[Opening Extracted records section]
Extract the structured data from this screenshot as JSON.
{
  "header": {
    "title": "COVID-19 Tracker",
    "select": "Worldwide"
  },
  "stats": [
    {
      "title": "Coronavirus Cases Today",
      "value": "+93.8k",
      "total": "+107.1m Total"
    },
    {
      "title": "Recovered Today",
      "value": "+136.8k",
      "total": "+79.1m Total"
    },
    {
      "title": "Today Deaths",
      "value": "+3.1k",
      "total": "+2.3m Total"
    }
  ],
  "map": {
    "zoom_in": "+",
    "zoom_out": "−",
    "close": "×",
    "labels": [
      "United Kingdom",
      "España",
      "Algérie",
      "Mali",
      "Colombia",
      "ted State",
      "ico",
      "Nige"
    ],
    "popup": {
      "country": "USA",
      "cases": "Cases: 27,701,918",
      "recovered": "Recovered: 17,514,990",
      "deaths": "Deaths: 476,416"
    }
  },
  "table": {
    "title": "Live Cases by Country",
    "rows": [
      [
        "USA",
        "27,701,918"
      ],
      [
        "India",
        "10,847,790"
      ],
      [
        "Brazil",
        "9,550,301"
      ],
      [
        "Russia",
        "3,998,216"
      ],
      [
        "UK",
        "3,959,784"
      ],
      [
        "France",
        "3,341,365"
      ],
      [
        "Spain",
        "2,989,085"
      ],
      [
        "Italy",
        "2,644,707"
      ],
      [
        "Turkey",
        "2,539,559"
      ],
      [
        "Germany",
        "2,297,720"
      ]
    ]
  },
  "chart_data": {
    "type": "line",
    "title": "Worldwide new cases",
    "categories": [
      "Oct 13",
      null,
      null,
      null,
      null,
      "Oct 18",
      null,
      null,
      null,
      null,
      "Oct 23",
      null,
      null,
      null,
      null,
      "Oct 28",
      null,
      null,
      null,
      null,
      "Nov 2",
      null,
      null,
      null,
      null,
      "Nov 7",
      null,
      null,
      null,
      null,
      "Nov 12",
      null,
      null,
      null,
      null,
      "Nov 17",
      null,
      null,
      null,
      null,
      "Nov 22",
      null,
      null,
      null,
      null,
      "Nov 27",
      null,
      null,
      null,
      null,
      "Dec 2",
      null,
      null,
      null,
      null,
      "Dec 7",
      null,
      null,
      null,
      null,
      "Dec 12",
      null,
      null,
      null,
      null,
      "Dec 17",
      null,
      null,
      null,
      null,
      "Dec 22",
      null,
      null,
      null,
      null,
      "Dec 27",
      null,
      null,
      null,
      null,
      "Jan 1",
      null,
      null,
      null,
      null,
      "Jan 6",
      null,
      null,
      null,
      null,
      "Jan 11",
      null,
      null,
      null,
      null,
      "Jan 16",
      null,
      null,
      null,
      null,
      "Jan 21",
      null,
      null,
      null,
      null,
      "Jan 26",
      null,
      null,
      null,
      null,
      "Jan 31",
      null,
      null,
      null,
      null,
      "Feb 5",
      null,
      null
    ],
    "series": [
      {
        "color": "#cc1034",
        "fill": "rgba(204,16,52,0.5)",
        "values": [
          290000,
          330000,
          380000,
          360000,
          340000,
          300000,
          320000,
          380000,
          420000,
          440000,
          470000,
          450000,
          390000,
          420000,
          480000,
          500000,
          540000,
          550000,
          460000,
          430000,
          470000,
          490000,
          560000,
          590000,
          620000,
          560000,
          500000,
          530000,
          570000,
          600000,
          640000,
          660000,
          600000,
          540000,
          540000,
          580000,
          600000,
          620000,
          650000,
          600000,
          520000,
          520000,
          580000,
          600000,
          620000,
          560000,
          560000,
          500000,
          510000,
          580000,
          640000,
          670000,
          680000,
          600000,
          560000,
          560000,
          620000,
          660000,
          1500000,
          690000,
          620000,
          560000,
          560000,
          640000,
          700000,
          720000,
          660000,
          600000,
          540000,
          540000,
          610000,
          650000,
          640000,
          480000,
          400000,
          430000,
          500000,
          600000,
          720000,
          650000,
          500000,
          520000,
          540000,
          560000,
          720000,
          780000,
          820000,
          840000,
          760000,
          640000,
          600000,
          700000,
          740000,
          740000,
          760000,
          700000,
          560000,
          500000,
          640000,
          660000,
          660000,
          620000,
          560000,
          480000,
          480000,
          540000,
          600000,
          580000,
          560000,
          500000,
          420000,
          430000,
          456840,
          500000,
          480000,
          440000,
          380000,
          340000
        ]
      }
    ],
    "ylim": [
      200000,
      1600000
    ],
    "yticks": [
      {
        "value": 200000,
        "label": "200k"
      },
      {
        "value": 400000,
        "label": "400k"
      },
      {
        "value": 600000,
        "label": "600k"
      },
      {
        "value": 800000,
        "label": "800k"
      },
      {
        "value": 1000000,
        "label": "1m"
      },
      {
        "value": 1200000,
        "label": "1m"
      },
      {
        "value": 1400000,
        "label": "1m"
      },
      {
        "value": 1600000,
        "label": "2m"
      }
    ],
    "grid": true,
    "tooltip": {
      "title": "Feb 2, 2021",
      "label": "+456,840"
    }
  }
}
[Closing Extracted records section]
▶ [Task details]: Search the preceding listing for the word "Worldwide" and pull out every line that holds it.

▶ [Problem solution]:
    "select": "Worldwide"
    "title": "Worldwide new cases",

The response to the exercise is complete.